▶ **Directive**: Omit images. Retype all entries verbatim.
— start Stored data —
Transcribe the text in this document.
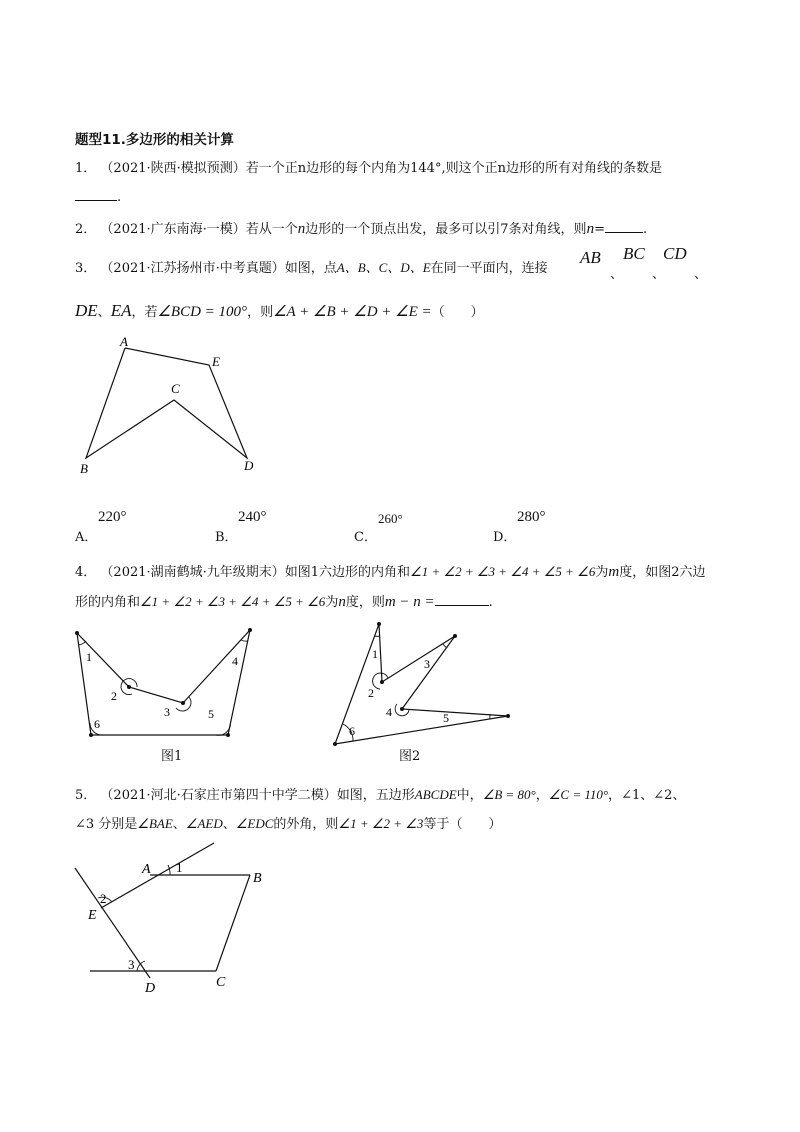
题型11.多边形的相关计算
1． （2021·陕西·模拟预测）若一个正n边形的每个内角为144°,则这个正n边形的所有对角线的条数是
.
2． （2021·广东南海·一模）若从一个n边形的一个顶点出发，最多可以引7条对角线，则n=	.
3． （2021·江苏扬州市·中考真题）如图，点A、B、C、D、E在同一平面内，连接
AB
、
BC
、
CD
、
DE、EA，若∠BCD = 100°，则∠A + ∠B + ∠D + ∠E =（　　）
A
E
C
B	D
A．
220°
B．
240°
C．
260°
D．
280°
4． （2021·湖南鹤城·九年级期末）如图1六边形的内角和∠1 + ∠2 + ∠3 + ∠4 + ∠5 + ∠6为m度，如图2六边
形的内角和∠1 + ∠2 + ∠3 + ∠4 + ∠5 + ∠6为n度，则m − n =	.
1
2
3
4
5
6
图1
1
2
3
4	5
6
图2
5． （2021·河北·石家庄市第四十中学二模）如图，五边形ABCDE中，∠B = 80°，∠C = 110°，∠1、∠2、
∠3 分别是∠BAE、∠AED、∠EDC的外角，则∠1 + ∠2 + ∠3等于（　　）
A
B
C
D
E
1
2
3
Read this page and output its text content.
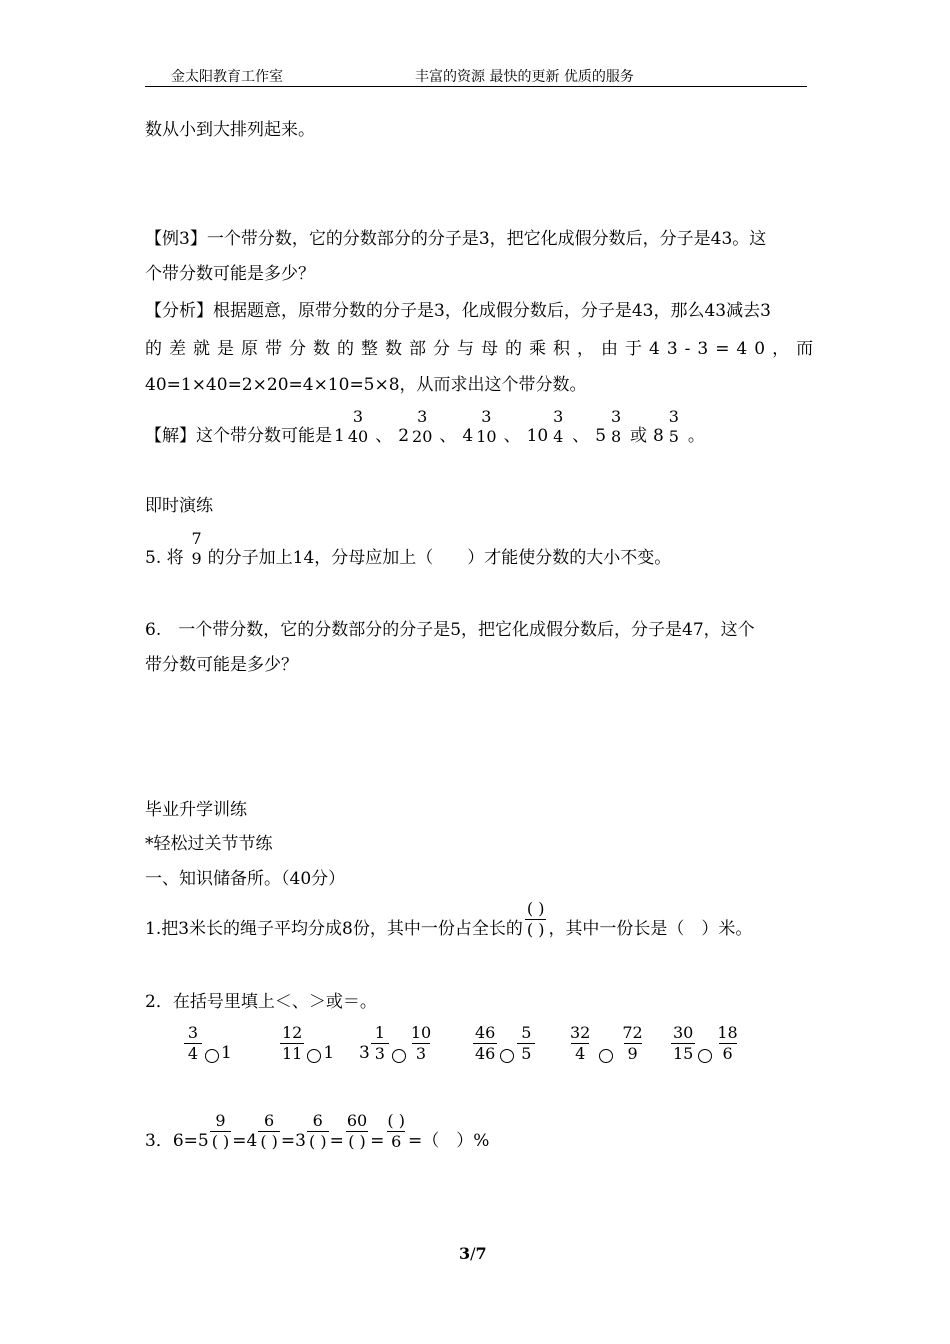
金太阳教育工作室	丰富的资源 最快的更新 优质的服务
数从小到大排列起来。
【例3】一个带分数，它的分数部分的分子是3，把它化成假分数后，分子是43。这
个带分数可能是多少？
【分析】根据题意，原带分数的分子是3，化成假分数后，分子是43，那么43减去3
的差就是原带分数的整数部分与母的乘积，由于43-3=40，而
40=1×40=2×20=4×10=5×8，从而求出这个带分数。
【解】这个带分数可能是 1
3
40 、 2
3
20 、 4
3
10 、 10
3
4 、 5
3
8 或 8
3
5 。
即时演练
5. 将
7
9 的分子加上14，分母应加上（　　）才能使分数的大小不变。
6.　一个带分数，它的分数部分的分子是5，把它化成假分数后，分子是47，这个
带分数可能是多少？
毕业升学训练
*轻松过关节节练
一、知识储备所。（40分）
1.把3米长的绳子平均分成8份，其中一份占全长的 $\frac{( )}{( )}$ ，其中一份长是（　）米。
2．在括号里填上＜、＞或＝。
$\frac{3}{4} 1$	$\frac{12}{11} 1$ $3 \frac{1}{3} \frac{10}{3} \frac{46}{46} \frac{5}{5} \frac{32}{4} \frac{72}{9} \frac{30}{15} \frac{18}{6}$
3．$6=5 \frac{9}{( )} =4 \frac{6}{( )} =3 \frac{6}{( )} = \frac{60}{( )} = \frac{( )}{6}$ =（　）%
3/7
— end Stored data —
▶ **Result of the exercise**:
Transcribe the text in this document.
题型11.多边形的相关计算
1． （2021·陕西·模拟预测）若一个正n边形的每个内角为144°,则这个正n边形的所有对角线的条数是
.
2． （2021·广东南海·一模）若从一个n边形的一个顶点出发，最多可以引7条对角线，则n=	.
3． （2021·江苏扬州市·中考真题）如图，点A、B、C、D、E在同一平面内，连接
AB
、
BC
、
CD
、
DE、EA，若∠BCD = 100°，则∠A + ∠B + ∠D + ∠E =（　　）
A
E
C
B	D
A．
220°
B．
240°
C．
260°
D．
280°
4． （2021·湖南鹤城·九年级期末）如图1六边形的内角和∠1 + ∠2 + ∠3 + ∠4 + ∠5 + ∠6为m度，如图2六边
形的内角和∠1 + ∠2 + ∠3 + ∠4 + ∠5 + ∠6为n度，则m − n =	.
1
2
3
4
5
6
图1
1
2
3
4	5
6
图2
5． （2021·河北·石家庄市第四十中学二模）如图，五边形ABCDE中，∠B = 80°，∠C = 110°，∠1、∠2、
∠3 分别是∠BAE、∠AED、∠EDC的外角，则∠1 + ∠2 + ∠3等于（　　）
A
B
C
D
E
1
2
3
Read this page and output its text content.
金太阳教育工作室	丰富的资源 最快的更新 优质的服务
数从小到大排列起来。
【例3】一个带分数，它的分数部分的分子是3，把它化成假分数后，分子是43。这
个带分数可能是多少？
【分析】根据题意，原带分数的分子是3，化成假分数后，分子是43，那么43减去3
的差就是原带分数的整数部分与母的乘积，由于43-3=40，而
40=1×40=2×20=4×10=5×8，从而求出这个带分数。
【解】这个带分数可能是 1
3
40 、 2
3
20 、 4
3
10 、 10
3
4 、 5
3
8 或 8
3
5 。
即时演练
5. 将
7
9 的分子加上14，分母应加上（　　）才能使分数的大小不变。
6.　一个带分数，它的分数部分的分子是5，把它化成假分数后，分子是47，这个
带分数可能是多少？
毕业升学训练
*轻松过关节节练
一、知识储备所。（40分）
1.把3米长的绳子平均分成8份，其中一份占全长的 $\frac{( )}{( )}$ ，其中一份长是（　）米。
2．在括号里填上＜、＞或＝。
$\frac{3}{4} 1$	$\frac{12}{11} 1$ $3 \frac{1}{3} \frac{10}{3} \frac{46}{46} \frac{5}{5} \frac{32}{4} \frac{72}{9} \frac{30}{15} \frac{18}{6}$
3．$6=5 \frac{9}{( )} =4 \frac{6}{( )} =3 \frac{6}{( )} = \frac{60}{( )} = \frac{( )}{6}$ =（　）%
3/7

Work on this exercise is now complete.